▶ _DATA EXCERPTS_:
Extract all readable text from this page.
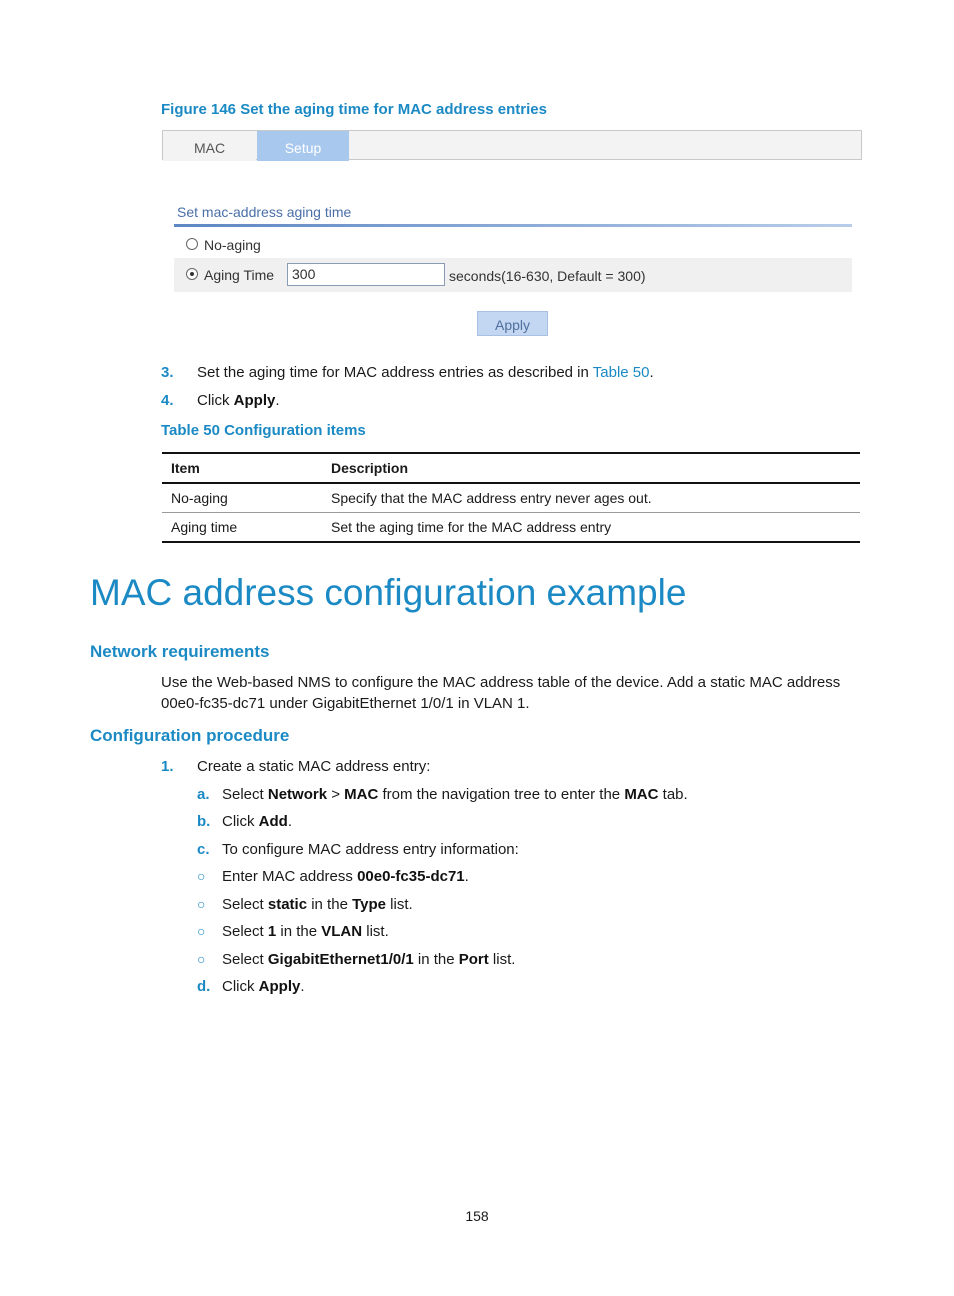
Figure 146 Set the aging time for MAC address entries
MAC	Setup
Set mac-address aging time
No-aging
Aging Time	300	seconds(16-630, Default = 300)
Apply
3. Set the aging time for MAC address entries as described in Table 50.
4. Click Apply.
Table 50 Configuration items
Item	Description
No-aging	Specify that the MAC address entry never ages out.
Aging time	Set the aging time for the MAC address entry
MAC address configuration example
Network requirements
Use the Web-based NMS to configure the MAC address table of the device. Add a static MAC address
00e0-fc35-dc71 under GigabitEthernet 1/0/1 in VLAN 1.
Configuration procedure
1. Create a static MAC address entry:
a. Select Network > MAC from the navigation tree to enter the MAC tab.
b. Click Add.
c. To configure MAC address entry information:
○ Enter MAC address 00e0-fc35-dc71.
○ Select static in the Type list.
○ Select 1 in the VLAN list.
○ Select GigabitEthernet1/0/1 in the Port list.
d. Click Apply.
158
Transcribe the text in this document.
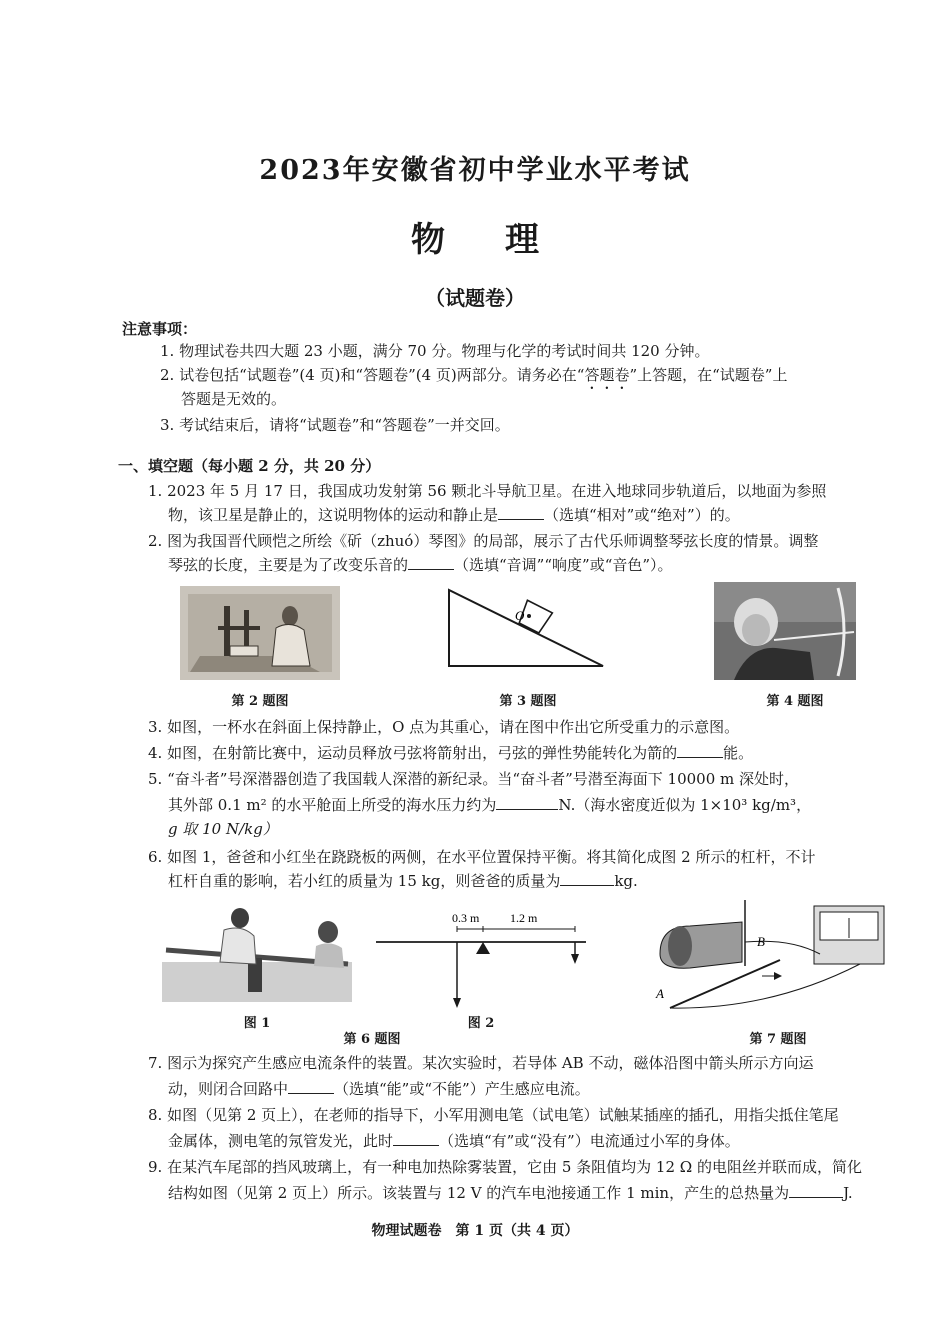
2023年安徽省初中学业水平考试
物理
（试题卷）
注意事项：
1. 物理试卷共四大题 23 小题，满分 70 分。物理与化学的考试时间共 120 分钟。
2. 试卷包括“试题卷”(4 页)和“答题卷”(4 页)两部分。请务必在“答题卷”上答题，在“试题卷”上
答题是无效的。
3. 考试结束后，请将“试题卷”和“答题卷”一并交回。
一、填空题（每小题 2 分，共 20 分）
1. 2023 年 5 月 17 日，我国成功发射第 56 颗北斗导航卫星。在进入地球同步轨道后，以地面为参照
物，该卫星是静止的，这说明物体的运动和静止是	（选填“相对”或“绝对”）的。
2. 图为我国晋代顾恺之所绘《斫（zhuó）琴图》的局部，展示了古代乐师调整琴弦长度的情景。调整
琴弦的长度，主要是为了改变乐音的	（选填“音调”“响度”或“音色”）。
第 2 题图
O
第 3 题图	第 4 题图
3. 如图，一杯水在斜面上保持静止，O 点为其重心，请在图中作出它所受重力的示意图。
4. 如图，在射箭比赛中，运动员释放弓弦将箭射出，弓弦的弹性势能转化为箭的	能。
5. “奋斗者”号深潜器创造了我国载人深潜的新纪录。当“奋斗者”号潜至海面下 10000 m 深处时，
其外部 0.1 m² 的水平舱面上所受的海水压力约为	N.（海水密度近似为 1×10³ kg/m³，
g 取 10 N/kg）
6. 如图 1，爸爸和小红坐在跷跷板的两侧，在水平位置保持平衡。将其简化成图 2 所示的杠杆，不计
杠杆自重的影响，若小红的质量为 15 kg，则爸爸的质量为	kg.
图 1
0.3 m	1.2 m
图 2
第 6 题图
A
B
第 7 题图
7. 图示为探究产生感应电流条件的装置。某次实验时，若导体 AB 不动，磁体沿图中箭头所示方向运
动，则闭合回路中	（选填“能”或“不能”）产生感应电流。
8. 如图（见第 2 页上），在老师的指导下，小军用测电笔（试电笔）试触某插座的插孔，用指尖抵住笔尾
金属体，测电笔的氖管发光，此时	（选填“有”或“没有”）电流通过小军的身体。
9. 在某汽车尾部的挡风玻璃上，有一种电加热除雾装置，它由 5 条阻值均为 12 Ω 的电阻丝并联而成，简化
结构如图（见第 2 页上）所示。该装置与 12 V 的汽车电池接通工作 1 min，产生的总热量为	J.
物理试题卷　第 1 页（共 4 页）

▶ _THE REQUEST_: Write out every line above exactly as it is, leaving out the pictures.

▶ _EXPECTED ANSWER_:
Extract all readable text from this page.
Figure 146 Set the aging time for MAC address entries
MAC	Setup
Set mac-address aging time
No-aging
Aging Time	300	seconds(16-630, Default = 300)
Apply
3. Set the aging time for MAC address entries as described in Table 50.
4. Click Apply.
Table 50 Configuration items
Item	Description
No-aging	Specify that the MAC address entry never ages out.
Aging time	Set the aging time for the MAC address entry
MAC address configuration example
Network requirements
Use the Web-based NMS to configure the MAC address table of the device. Add a static MAC address
00e0-fc35-dc71 under GigabitEthernet 1/0/1 in VLAN 1.
Configuration procedure
1. Create a static MAC address entry:
a. Select Network > MAC from the navigation tree to enter the MAC tab.
b. Click Add.
c. To configure MAC address entry information:
○ Enter MAC address 00e0-fc35-dc71.
○ Select static in the Type list.
○ Select 1 in the VLAN list.
○ Select GigabitEthernet1/0/1 in the Port list.
d. Click Apply.
158
Transcribe the text in this document.
2023年安徽省初中学业水平考试
物理
（试题卷）
注意事项：
1. 物理试卷共四大题 23 小题，满分 70 分。物理与化学的考试时间共 120 分钟。
2. 试卷包括“试题卷”(4 页)和“答题卷”(4 页)两部分。请务必在“答题卷”上答题，在“试题卷”上
答题是无效的。
3. 考试结束后，请将“试题卷”和“答题卷”一并交回。
一、填空题（每小题 2 分，共 20 分）
1. 2023 年 5 月 17 日，我国成功发射第 56 颗北斗导航卫星。在进入地球同步轨道后，以地面为参照
物，该卫星是静止的，这说明物体的运动和静止是	（选填“相对”或“绝对”）的。
2. 图为我国晋代顾恺之所绘《斫（zhuó）琴图》的局部，展示了古代乐师调整琴弦长度的情景。调整
琴弦的长度，主要是为了改变乐音的	（选填“音调”“响度”或“音色”）。
第 2 题图
O
第 3 题图	第 4 题图
3. 如图，一杯水在斜面上保持静止，O 点为其重心，请在图中作出它所受重力的示意图。
4. 如图，在射箭比赛中，运动员释放弓弦将箭射出，弓弦的弹性势能转化为箭的	能。
5. “奋斗者”号深潜器创造了我国载人深潜的新纪录。当“奋斗者”号潜至海面下 10000 m 深处时，
其外部 0.1 m² 的水平舱面上所受的海水压力约为	N.（海水密度近似为 1×10³ kg/m³，
g 取 10 N/kg）
6. 如图 1，爸爸和小红坐在跷跷板的两侧，在水平位置保持平衡。将其简化成图 2 所示的杠杆，不计
杠杆自重的影响，若小红的质量为 15 kg，则爸爸的质量为	kg.
图 1
0.3 m	1.2 m
图 2
第 6 题图
A
B
第 7 题图
7. 图示为探究产生感应电流条件的装置。某次实验时，若导体 AB 不动，磁体沿图中箭头所示方向运
动，则闭合回路中	（选填“能”或“不能”）产生感应电流。
8. 如图（见第 2 页上），在老师的指导下，小军用测电笔（试电笔）试触某插座的插孔，用指尖抵住笔尾
金属体，测电笔的氖管发光，此时	（选填“有”或“没有”）电流通过小军的身体。
9. 在某汽车尾部的挡风玻璃上，有一种电加热除雾装置，它由 5 条阻值均为 12 Ω 的电阻丝并联而成，简化
结构如图（见第 2 页上）所示。该装置与 12 V 的汽车电池接通工作 1 min，产生的总热量为	J.
物理试题卷　第 1 页（共 4 页）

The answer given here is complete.